Exercise requirements
Filter out everything except lines holding "nTRUST".
### Records shown
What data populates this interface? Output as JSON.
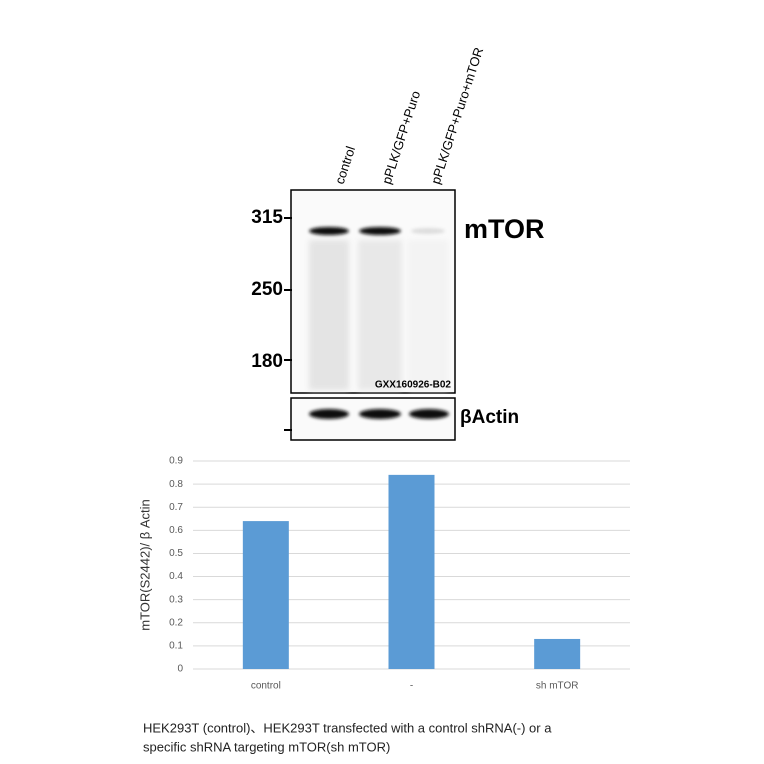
{
  "blot": {
    "lanes": [
      "control",
      "pPLK/GFP+Puro",
      "pPLK/GFP+Puro+mTOR"
    ],
    "markers": [
      315,
      250,
      180
    ],
    "target": "mTOR",
    "loading_control": "βActin",
    "lot": "GXX160926-B02"
  },
  "chart_data": {
    "type": "bar",
    "y_label": "mTOR(S2442)/ β Actin",
    "categories": [
      "control",
      "-",
      "sh mTOR"
    ],
    "values": [
      0.64,
      0.84,
      0.13
    ],
    "color": "#5b9bd5",
    "ylim": [
      0,
      0.9
    ],
    "yticks": [
      0,
      0.1,
      0.2,
      0.3,
      0.4,
      0.5,
      0.6,
      0.7,
      0.8,
      0.9
    ],
    "grid": true
  },
  "caption": [
    "HEK293T (control)、HEK293T transfected with a control shRNA(-) or a",
    "specific  shRNA targeting mTOR(sh mTOR)"
  ]
}
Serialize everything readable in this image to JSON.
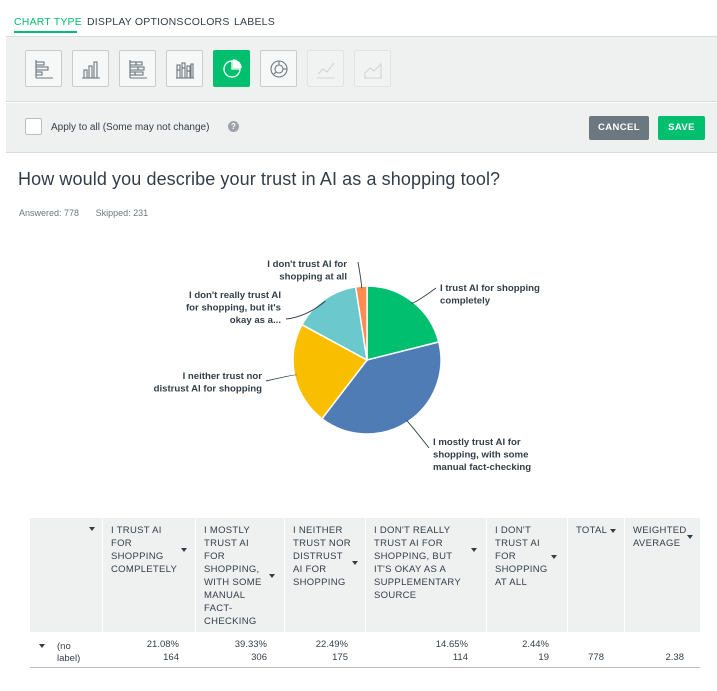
{
  "tabs": [
    {
      "label": "CHART TYPE",
      "active": true
    },
    {
      "label": "DISPLAY OPTIONS",
      "active": false
    },
    {
      "label": "COLORS",
      "active": false
    },
    {
      "label": "LABELS",
      "active": false
    }
  ],
  "chart_types": [
    {
      "icon": "horizontal-bar-chart-icon",
      "active": false,
      "disabled": false
    },
    {
      "icon": "vertical-bar-chart-icon",
      "active": false,
      "disabled": false
    },
    {
      "icon": "stacked-horizontal-bar-chart-icon",
      "active": false,
      "disabled": false
    },
    {
      "icon": "stacked-vertical-bar-chart-icon",
      "active": false,
      "disabled": false
    },
    {
      "icon": "pie-chart-icon",
      "active": true,
      "disabled": false
    },
    {
      "icon": "donut-chart-icon",
      "active": false,
      "disabled": false
    },
    {
      "icon": "line-chart-icon",
      "active": false,
      "disabled": true
    },
    {
      "icon": "area-chart-icon",
      "active": false,
      "disabled": true
    }
  ],
  "options": {
    "apply_to_all_label": "Apply to all (Some may not change)",
    "apply_to_all_checked": false,
    "help_glyph": "?",
    "cancel_label": "CANCEL",
    "save_label": "SAVE"
  },
  "question": {
    "title": "How would you describe your trust in AI as a shopping tool?",
    "answered": "Answered: 778",
    "skipped": "Skipped: 231"
  },
  "colors": {
    "accent": "#00bf6f",
    "slices": [
      "#00bf6f",
      "#507cb6",
      "#f9be00",
      "#6bc8cd",
      "#ff8b4f"
    ]
  },
  "chart_data": {
    "type": "pie",
    "categories": [
      "I trust AI for shopping completely",
      "I mostly trust AI for shopping, with some manual fact-checking",
      "I neither trust nor distrust AI for shopping",
      "I don't really trust AI for shopping, but it's okay as a...",
      "I don't trust AI for shopping at all"
    ],
    "values": [
      21.08,
      39.33,
      22.49,
      14.65,
      2.44
    ],
    "labels": [
      [
        "I trust AI for shopping",
        "completely"
      ],
      [
        "I mostly trust AI for",
        "shopping, with some",
        "manual fact-checking"
      ],
      [
        "I neither trust nor",
        "distrust AI for shopping"
      ],
      [
        "I don't really trust AI",
        "for shopping, but it's",
        "okay as a..."
      ],
      [
        "I don't trust AI for",
        "shopping at all"
      ]
    ]
  },
  "table": {
    "headers": [
      "I TRUST AI\nFOR\nSHOPPING\nCOMPLETELY",
      "I MOSTLY\nTRUST AI\nFOR\nSHOPPING,\nWITH SOME\nMANUAL\nFACT-\nCHECKING",
      "I NEITHER\nTRUST NOR\nDISTRUST\nAI FOR\nSHOPPING",
      "I DON'T REALLY\nTRUST AI FOR\nSHOPPING, BUT\nIT'S OKAY AS A\nSUPPLEMENTARY\nSOURCE",
      "I DON'T\nTRUST AI\nFOR\nSHOPPING\nAT ALL",
      "TOTAL",
      "WEIGHTED\nAVERAGE"
    ],
    "row": {
      "label": "(no\nlabel)",
      "percents": [
        "21.08%",
        "39.33%",
        "22.49%",
        "14.65%",
        "2.44%"
      ],
      "counts": [
        "164",
        "306",
        "175",
        "114",
        "19"
      ],
      "total": "778",
      "weighted_average": "2.38"
    }
  }
}
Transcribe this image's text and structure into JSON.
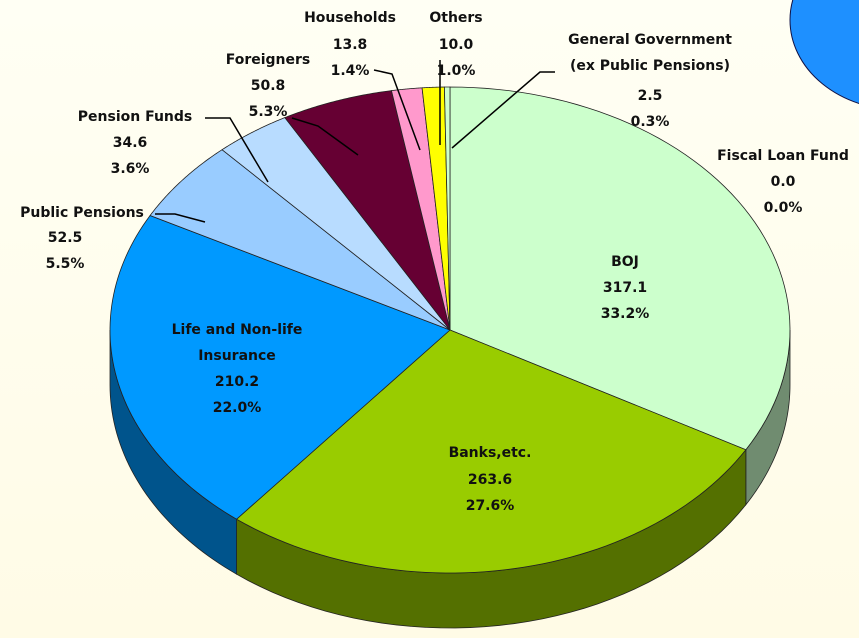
{
  "chart_data": {
    "type": "pie",
    "categories": [
      "Fiscal Loan Fund",
      "BOJ",
      "Banks,etc.",
      "Life and Non-life\nInsurance",
      "Public Pensions",
      "Pension Funds",
      "Foreigners",
      "Households",
      "Others",
      "General Government\n(ex Public Pensions)"
    ],
    "values": [
      0.0,
      317.1,
      263.6,
      210.2,
      52.5,
      34.6,
      50.8,
      13.8,
      10.0,
      2.5
    ],
    "value_labels": [
      "0.0",
      "317.1",
      "263.6",
      "210.2",
      "52.5",
      "34.6",
      "50.8",
      "13.8",
      "10.0",
      "2.5"
    ],
    "percent_labels": [
      "0.0%",
      "33.2%",
      "27.6%",
      "22.0%",
      "5.5%",
      "3.6%",
      "5.3%",
      "1.4%",
      "1.0%",
      "0.3%"
    ],
    "colors": [
      "#ffffff",
      "#ccffcc",
      "#99cc00",
      "#0099ff",
      "#99ccff",
      "#b8dcff",
      "#660033",
      "#ff99cc",
      "#ffff00",
      "#ccffcc"
    ]
  }
}
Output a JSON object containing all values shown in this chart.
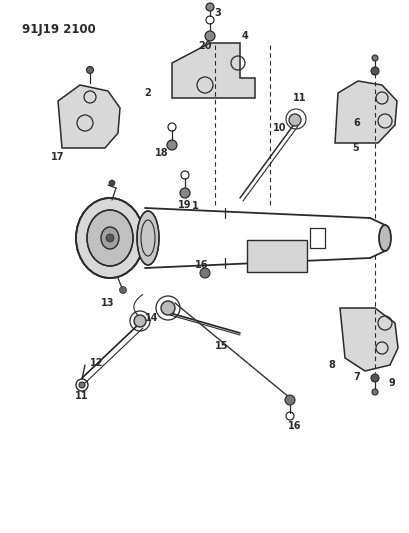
{
  "title_label": "91J19 2100",
  "bg_color": "#ffffff",
  "line_color": "#2a2a2a",
  "fig_width": 4.1,
  "fig_height": 5.33,
  "dpi": 100
}
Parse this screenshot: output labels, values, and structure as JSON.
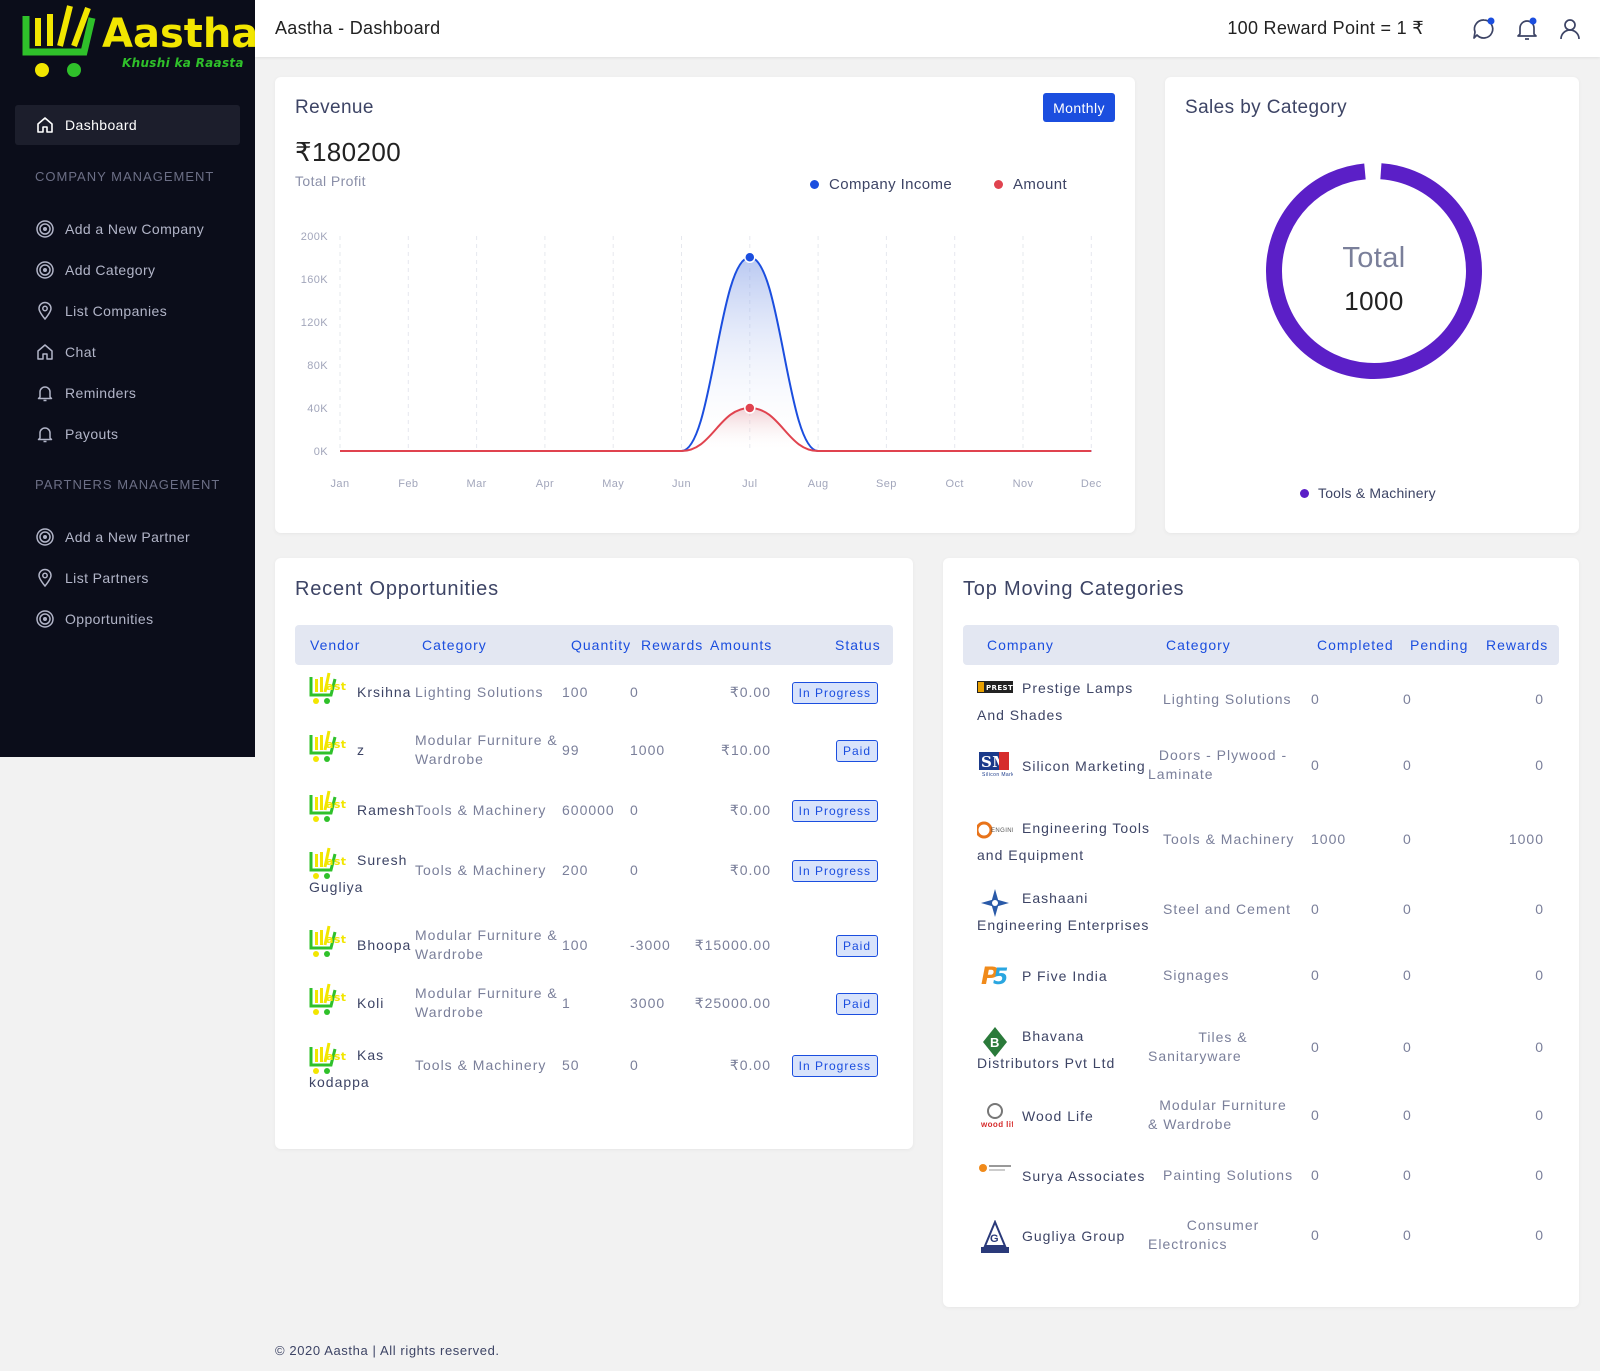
{
  "brand": {
    "name": "Aastha",
    "tagline": "Khushi ka Raasta"
  },
  "sidebar": {
    "active": "Dashboard",
    "sections": [
      {
        "title": "COMPANY MANAGEMENT",
        "items": [
          "Add a New Company",
          "Add Category",
          "List Companies",
          "Chat",
          "Reminders",
          "Payouts"
        ]
      },
      {
        "title": "PARTNERS MANAGEMENT",
        "items": [
          "Add a New Partner",
          "List Partners",
          "Opportunities"
        ]
      }
    ]
  },
  "header": {
    "title": "Aastha - Dashboard",
    "reward": "100 Reward Point = 1 ₹"
  },
  "revenue": {
    "title": "Revenue",
    "period_button": "Monthly",
    "amount": "₹180200",
    "subtitle": "Total Profit",
    "legend": [
      {
        "name": "Company Income",
        "color": "#1b4edf"
      },
      {
        "name": "Amount",
        "color": "#e0434f"
      }
    ]
  },
  "chart_data": {
    "type": "area",
    "categories": [
      "Jan",
      "Feb",
      "Mar",
      "Apr",
      "May",
      "Jun",
      "Jul",
      "Aug",
      "Sep",
      "Oct",
      "Nov",
      "Dec"
    ],
    "y_ticks": [
      "200K",
      "160K",
      "120K",
      "80K",
      "40K",
      "0K"
    ],
    "ylim": [
      0,
      200000
    ],
    "grid": true,
    "series": [
      {
        "name": "Company Income",
        "color": "#1b4edf",
        "values": [
          0,
          0,
          0,
          0,
          0,
          0,
          180200,
          0,
          0,
          0,
          0,
          0
        ]
      },
      {
        "name": "Amount",
        "color": "#e0434f",
        "values": [
          0,
          0,
          0,
          0,
          0,
          0,
          40000,
          0,
          0,
          0,
          0,
          0
        ]
      }
    ]
  },
  "sales": {
    "title": "Sales by Category",
    "center_label": "Total",
    "center_value": "1000",
    "legend": "Tools & Machinery",
    "color": "#5b1fc7",
    "chart_data": {
      "type": "pie",
      "categories": [
        "Tools & Machinery"
      ],
      "values": [
        1000
      ]
    }
  },
  "opportunities": {
    "title": "Recent Opportunities",
    "columns": [
      "Vendor",
      "Category",
      "Quantity",
      "Rewards",
      "Amounts",
      "Status"
    ],
    "rows": [
      {
        "vendor1": "Krsihna",
        "vendor2": "",
        "cat1": "Lighting Solutions",
        "cat2": "",
        "qty": "100",
        "rewards": "0",
        "amount": "₹0.00",
        "status": "In Progress"
      },
      {
        "vendor1": "z",
        "vendor2": "",
        "cat1": "Modular Furniture &",
        "cat2": "Wardrobe",
        "qty": "99",
        "rewards": "1000",
        "amount": "₹10.00",
        "status": "Paid"
      },
      {
        "vendor1": "Ramesh",
        "vendor2": "",
        "cat1": "Tools & Machinery",
        "cat2": "",
        "qty": "600000",
        "rewards": "0",
        "amount": "₹0.00",
        "status": "In Progress"
      },
      {
        "vendor1": "Suresh",
        "vendor2": "Gugliya",
        "cat1": "Tools & Machinery",
        "cat2": "",
        "qty": "200",
        "rewards": "0",
        "amount": "₹0.00",
        "status": "In Progress"
      },
      {
        "vendor1": "Bhoopa",
        "vendor2": "",
        "cat1": "Modular Furniture &",
        "cat2": "Wardrobe",
        "qty": "100",
        "rewards": "-3000",
        "amount": "₹15000.00",
        "status": "Paid"
      },
      {
        "vendor1": "Koli",
        "vendor2": "",
        "cat1": "Modular Furniture &",
        "cat2": "Wardrobe",
        "qty": "1",
        "rewards": "3000",
        "amount": "₹25000.00",
        "status": "Paid"
      },
      {
        "vendor1": "Kas",
        "vendor2": "kodappa",
        "cat1": "Tools & Machinery",
        "cat2": "",
        "qty": "50",
        "rewards": "0",
        "amount": "₹0.00",
        "status": "In Progress"
      }
    ]
  },
  "top_categories": {
    "title": "Top Moving Categories",
    "columns": [
      "Company",
      "Category",
      "Completed",
      "Pending",
      "Rewards"
    ],
    "rows": [
      {
        "c1": "Prestige Lamps",
        "c2": "And Shades",
        "cat1": "Lighting Solutions",
        "cat2": "",
        "completed": "0",
        "pending": "0",
        "rewards": "0",
        "logo": "prestige-logo"
      },
      {
        "c1": "Silicon Marketing",
        "c2": "",
        "cat1": "Doors - Plywood -",
        "cat2": "Laminate",
        "completed": "0",
        "pending": "0",
        "rewards": "0",
        "logo": "sm-logo"
      },
      {
        "c1": "Engineering Tools",
        "c2": "and Equipment",
        "cat1": "Tools & Machinery",
        "cat2": "",
        "completed": "1000",
        "pending": "0",
        "rewards": "1000",
        "logo": "engineering-logo"
      },
      {
        "c1": "Eashaani",
        "c2": "Engineering Enterprises",
        "cat1": "Steel and Cement",
        "cat2": "",
        "completed": "0",
        "pending": "0",
        "rewards": "0",
        "logo": "eashaani-logo"
      },
      {
        "c1": "P Five India",
        "c2": "",
        "cat1": "Signages",
        "cat2": "",
        "completed": "0",
        "pending": "0",
        "rewards": "0",
        "logo": "p5-logo"
      },
      {
        "c1": "Bhavana",
        "c2": "Distributors Pvt Ltd",
        "cat1": "Tiles &",
        "cat2": "Sanitaryware",
        "completed": "0",
        "pending": "0",
        "rewards": "0",
        "logo": "bhavana-logo"
      },
      {
        "c1": "Wood Life",
        "c2": "",
        "cat1": "Modular Furniture",
        "cat2": "& Wardrobe",
        "completed": "0",
        "pending": "0",
        "rewards": "0",
        "logo": "woodlife-logo"
      },
      {
        "c1": "Surya Associates",
        "c2": "",
        "cat1": "Painting Solutions",
        "cat2": "",
        "completed": "0",
        "pending": "0",
        "rewards": "0",
        "logo": "surya-logo"
      },
      {
        "c1": "Gugliya Group",
        "c2": "",
        "cat1": "Consumer",
        "cat2": "Electronics",
        "completed": "0",
        "pending": "0",
        "rewards": "0",
        "logo": "gugliya-logo"
      }
    ]
  },
  "footer": "© 2020 Aastha | All rights reserved."
}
######
Task solution
      "I MOSTLY\nTRUST AI\nFOR\nSHOPPING,\nWITH SOME\nMANUAL\nFACT-\nCHECKING",
      "I NEITHER\nTRUST NOR\nDISTRUST\nAI FOR\nSHOPPING",
      "I DON'T REALLY\nTRUST AI FOR\nSHOPPING, BUT\nIT'S OKAY AS A\nSUPPLEMENTARY\nSOURCE",
      "I DON'T\nTRUST AI\nFOR\nSHOPPING\nAT ALL",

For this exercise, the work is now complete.